EXERCISE INSTRUCTIONS: Search the records for "size" and copy each line that holds it.

= = =

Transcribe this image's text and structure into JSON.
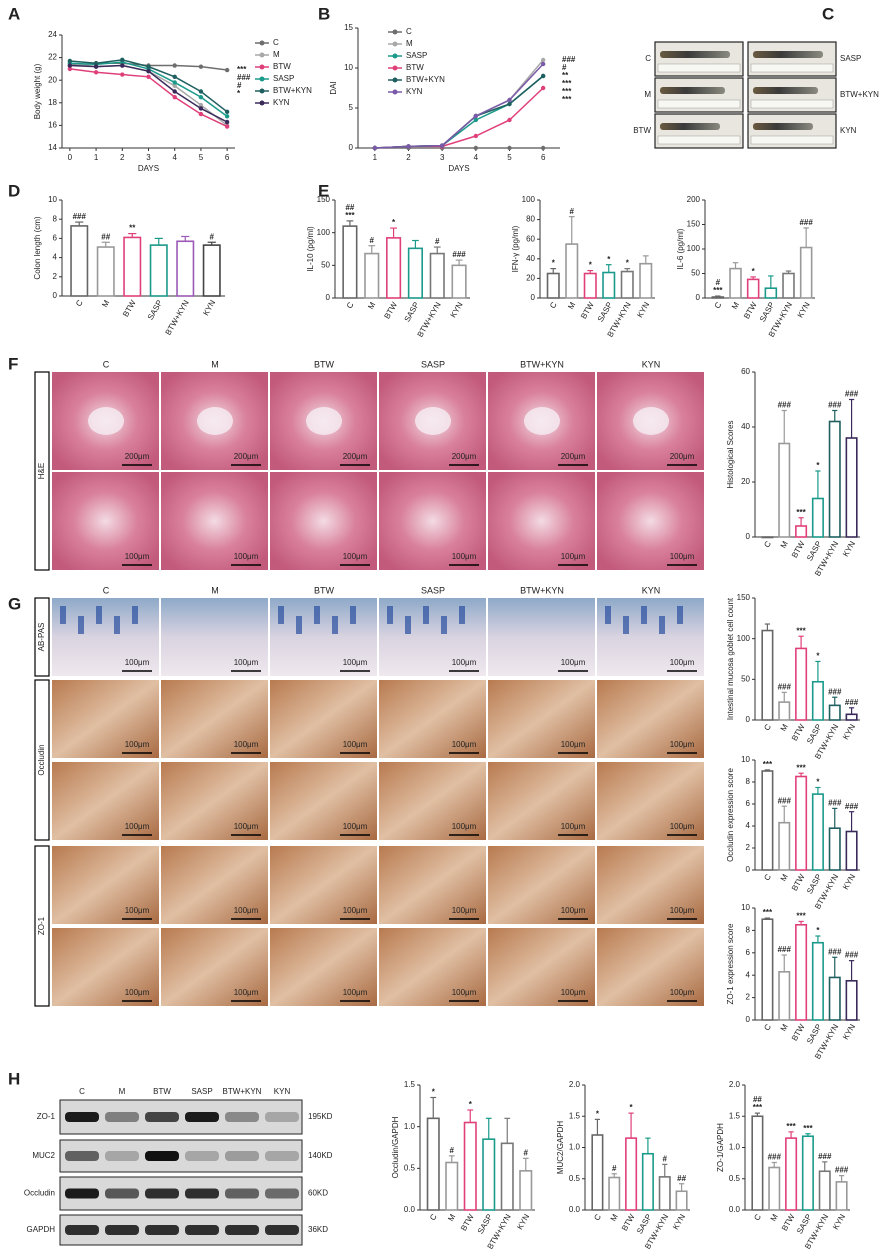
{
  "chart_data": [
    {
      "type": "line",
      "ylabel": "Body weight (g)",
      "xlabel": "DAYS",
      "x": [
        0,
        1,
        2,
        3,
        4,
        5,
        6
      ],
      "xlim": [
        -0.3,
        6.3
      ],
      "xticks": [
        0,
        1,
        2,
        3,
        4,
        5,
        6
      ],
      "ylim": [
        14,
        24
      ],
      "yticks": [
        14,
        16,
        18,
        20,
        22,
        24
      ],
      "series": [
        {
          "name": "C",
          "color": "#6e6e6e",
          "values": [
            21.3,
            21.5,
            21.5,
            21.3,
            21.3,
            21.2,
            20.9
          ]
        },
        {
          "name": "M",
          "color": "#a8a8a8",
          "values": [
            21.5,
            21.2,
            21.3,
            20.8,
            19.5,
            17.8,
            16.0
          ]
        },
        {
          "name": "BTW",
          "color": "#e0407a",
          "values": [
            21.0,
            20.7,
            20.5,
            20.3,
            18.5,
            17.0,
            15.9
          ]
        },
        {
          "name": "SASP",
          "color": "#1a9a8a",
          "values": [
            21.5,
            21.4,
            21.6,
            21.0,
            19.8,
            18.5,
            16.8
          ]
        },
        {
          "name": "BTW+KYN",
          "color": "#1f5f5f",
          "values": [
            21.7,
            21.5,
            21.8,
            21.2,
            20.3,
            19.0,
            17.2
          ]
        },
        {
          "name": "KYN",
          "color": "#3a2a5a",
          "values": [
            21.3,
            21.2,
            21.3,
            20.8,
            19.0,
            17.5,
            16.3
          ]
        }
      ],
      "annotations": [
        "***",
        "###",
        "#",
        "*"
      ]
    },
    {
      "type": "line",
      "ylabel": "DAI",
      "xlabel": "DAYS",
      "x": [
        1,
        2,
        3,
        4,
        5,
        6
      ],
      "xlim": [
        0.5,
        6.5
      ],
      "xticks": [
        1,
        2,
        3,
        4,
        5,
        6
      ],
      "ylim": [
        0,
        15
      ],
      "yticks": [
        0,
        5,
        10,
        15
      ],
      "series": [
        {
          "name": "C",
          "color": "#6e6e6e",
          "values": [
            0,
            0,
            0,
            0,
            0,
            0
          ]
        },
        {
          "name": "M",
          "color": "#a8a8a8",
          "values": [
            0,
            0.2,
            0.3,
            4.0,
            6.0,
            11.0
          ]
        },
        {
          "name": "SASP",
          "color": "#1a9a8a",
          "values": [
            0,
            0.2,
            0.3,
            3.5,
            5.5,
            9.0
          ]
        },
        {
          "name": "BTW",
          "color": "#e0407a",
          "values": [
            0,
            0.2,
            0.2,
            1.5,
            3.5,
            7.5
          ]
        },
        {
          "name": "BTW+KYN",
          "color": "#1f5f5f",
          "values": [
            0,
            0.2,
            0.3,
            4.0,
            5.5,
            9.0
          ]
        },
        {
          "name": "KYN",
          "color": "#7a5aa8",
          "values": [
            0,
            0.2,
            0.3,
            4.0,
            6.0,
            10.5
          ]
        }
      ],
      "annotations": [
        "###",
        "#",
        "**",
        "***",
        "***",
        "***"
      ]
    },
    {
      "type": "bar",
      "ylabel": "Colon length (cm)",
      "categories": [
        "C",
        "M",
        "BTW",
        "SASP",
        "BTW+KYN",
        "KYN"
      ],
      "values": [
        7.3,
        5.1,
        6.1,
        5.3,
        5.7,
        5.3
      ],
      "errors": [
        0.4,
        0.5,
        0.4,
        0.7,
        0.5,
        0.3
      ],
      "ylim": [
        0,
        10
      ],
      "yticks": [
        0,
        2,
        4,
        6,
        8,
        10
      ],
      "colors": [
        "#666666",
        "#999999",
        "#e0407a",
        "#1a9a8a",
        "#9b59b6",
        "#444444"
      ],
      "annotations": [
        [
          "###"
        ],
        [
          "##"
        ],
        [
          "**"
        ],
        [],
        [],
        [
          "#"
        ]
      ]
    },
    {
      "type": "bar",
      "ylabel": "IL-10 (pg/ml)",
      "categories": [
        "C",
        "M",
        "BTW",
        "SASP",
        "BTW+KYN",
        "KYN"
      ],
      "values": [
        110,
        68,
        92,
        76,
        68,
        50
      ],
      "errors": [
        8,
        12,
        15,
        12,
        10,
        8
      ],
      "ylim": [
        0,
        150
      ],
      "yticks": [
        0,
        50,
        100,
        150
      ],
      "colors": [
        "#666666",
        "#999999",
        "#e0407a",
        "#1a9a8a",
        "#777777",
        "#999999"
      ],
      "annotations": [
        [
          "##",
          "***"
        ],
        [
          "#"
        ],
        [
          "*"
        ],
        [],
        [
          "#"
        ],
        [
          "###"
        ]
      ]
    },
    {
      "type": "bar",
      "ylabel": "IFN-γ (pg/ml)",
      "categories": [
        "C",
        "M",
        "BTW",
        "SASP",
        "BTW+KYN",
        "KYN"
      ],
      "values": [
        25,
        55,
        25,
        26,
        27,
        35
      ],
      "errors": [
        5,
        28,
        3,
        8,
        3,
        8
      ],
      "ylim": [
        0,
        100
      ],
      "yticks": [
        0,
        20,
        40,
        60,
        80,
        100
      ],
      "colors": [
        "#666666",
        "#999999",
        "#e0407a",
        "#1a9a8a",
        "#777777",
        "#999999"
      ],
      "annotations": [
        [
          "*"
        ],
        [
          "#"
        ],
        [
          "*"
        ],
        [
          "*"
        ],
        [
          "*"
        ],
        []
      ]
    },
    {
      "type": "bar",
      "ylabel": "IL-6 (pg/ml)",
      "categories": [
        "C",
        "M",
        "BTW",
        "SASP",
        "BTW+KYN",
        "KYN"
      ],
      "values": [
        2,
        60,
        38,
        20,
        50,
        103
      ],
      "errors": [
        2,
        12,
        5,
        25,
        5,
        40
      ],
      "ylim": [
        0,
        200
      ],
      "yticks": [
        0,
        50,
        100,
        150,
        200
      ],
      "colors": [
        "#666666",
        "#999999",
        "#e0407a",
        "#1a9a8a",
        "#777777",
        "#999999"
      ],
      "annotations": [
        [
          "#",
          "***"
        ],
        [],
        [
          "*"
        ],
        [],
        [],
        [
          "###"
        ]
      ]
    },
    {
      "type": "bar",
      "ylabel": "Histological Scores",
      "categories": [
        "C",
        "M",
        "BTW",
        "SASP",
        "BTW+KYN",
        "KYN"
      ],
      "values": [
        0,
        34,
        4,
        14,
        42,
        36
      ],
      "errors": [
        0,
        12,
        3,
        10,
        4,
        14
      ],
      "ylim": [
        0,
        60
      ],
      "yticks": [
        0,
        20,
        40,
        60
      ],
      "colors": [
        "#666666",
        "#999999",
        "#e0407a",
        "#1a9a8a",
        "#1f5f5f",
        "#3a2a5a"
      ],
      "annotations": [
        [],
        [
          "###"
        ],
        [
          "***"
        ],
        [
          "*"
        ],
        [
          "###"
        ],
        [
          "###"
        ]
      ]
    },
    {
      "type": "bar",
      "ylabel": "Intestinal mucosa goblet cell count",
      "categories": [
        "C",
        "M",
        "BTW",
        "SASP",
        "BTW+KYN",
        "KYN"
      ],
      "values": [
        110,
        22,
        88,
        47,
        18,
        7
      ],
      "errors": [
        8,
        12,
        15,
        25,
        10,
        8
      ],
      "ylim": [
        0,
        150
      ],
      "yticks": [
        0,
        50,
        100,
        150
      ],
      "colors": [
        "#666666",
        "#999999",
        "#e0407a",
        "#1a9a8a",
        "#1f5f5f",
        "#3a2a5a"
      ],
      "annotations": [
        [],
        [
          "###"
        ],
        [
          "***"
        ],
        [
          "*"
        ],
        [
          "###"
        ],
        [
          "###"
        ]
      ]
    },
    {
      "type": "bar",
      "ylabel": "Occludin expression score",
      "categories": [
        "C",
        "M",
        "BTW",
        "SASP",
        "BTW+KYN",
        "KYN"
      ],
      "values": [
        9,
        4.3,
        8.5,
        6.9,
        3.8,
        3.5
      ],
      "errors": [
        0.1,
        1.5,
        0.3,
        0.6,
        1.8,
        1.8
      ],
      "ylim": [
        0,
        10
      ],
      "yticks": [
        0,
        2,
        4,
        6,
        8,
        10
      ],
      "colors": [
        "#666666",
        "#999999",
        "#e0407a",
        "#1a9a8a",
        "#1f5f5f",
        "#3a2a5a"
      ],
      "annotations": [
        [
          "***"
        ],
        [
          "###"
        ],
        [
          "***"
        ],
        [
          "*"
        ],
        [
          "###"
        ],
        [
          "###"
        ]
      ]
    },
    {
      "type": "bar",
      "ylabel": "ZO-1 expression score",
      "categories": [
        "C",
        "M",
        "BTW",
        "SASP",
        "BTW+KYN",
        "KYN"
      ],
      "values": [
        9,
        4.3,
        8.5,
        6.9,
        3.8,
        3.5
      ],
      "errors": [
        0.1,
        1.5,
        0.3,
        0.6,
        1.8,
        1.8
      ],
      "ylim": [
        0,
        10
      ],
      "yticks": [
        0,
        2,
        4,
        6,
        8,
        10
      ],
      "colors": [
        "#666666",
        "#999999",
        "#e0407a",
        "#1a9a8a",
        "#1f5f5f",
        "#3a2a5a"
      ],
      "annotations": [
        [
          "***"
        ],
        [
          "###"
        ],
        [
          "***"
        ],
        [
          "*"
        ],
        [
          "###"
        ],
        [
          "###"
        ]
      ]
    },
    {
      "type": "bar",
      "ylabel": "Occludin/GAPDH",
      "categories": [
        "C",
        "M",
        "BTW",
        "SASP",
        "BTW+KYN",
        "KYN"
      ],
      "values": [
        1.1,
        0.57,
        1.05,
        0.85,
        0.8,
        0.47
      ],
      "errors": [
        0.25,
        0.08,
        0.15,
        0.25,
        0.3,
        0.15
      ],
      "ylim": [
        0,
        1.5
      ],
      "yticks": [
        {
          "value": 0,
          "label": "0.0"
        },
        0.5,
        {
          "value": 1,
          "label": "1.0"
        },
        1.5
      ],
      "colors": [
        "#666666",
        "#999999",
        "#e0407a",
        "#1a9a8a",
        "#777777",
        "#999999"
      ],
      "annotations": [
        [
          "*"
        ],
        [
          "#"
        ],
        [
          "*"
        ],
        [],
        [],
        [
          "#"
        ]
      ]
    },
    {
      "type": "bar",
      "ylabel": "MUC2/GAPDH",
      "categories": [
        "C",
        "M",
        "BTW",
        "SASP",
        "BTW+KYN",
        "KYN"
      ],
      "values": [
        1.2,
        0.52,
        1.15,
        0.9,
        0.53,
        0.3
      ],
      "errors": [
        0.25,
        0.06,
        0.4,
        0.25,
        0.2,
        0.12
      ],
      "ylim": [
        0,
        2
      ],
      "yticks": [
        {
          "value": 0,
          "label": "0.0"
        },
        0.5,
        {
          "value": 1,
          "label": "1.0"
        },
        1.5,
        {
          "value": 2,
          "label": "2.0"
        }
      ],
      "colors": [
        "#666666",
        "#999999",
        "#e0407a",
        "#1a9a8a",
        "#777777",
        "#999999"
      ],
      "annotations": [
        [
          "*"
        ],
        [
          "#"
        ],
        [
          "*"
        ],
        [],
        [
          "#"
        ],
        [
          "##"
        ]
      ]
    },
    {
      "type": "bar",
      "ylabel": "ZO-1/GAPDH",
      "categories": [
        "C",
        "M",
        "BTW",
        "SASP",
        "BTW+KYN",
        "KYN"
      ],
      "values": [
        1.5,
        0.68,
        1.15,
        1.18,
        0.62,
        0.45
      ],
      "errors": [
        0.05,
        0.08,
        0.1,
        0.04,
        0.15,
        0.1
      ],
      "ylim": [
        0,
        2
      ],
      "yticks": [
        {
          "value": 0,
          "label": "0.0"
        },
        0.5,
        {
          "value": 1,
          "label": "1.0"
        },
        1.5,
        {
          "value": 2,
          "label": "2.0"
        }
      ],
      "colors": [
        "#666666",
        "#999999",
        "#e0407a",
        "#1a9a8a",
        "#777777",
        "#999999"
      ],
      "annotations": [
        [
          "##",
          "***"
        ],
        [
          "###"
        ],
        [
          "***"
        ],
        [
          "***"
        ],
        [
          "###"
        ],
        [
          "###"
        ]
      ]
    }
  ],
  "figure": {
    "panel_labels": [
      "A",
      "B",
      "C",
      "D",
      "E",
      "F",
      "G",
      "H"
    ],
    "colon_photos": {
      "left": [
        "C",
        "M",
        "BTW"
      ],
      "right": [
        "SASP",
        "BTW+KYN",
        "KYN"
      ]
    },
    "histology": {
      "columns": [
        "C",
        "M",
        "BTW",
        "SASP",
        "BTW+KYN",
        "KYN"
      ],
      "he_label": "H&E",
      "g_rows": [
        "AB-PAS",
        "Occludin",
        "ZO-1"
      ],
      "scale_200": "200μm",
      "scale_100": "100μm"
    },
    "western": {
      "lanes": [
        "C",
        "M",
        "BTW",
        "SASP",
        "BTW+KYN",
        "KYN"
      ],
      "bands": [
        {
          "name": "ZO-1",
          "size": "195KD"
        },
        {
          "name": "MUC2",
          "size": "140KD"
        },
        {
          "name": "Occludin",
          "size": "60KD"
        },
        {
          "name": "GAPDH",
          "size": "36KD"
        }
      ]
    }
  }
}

= = =

CORRECT RESPONSE:
          "size": "195KD"
          "size": "140KD"
          "size": "60KD"
          "size": "36KD"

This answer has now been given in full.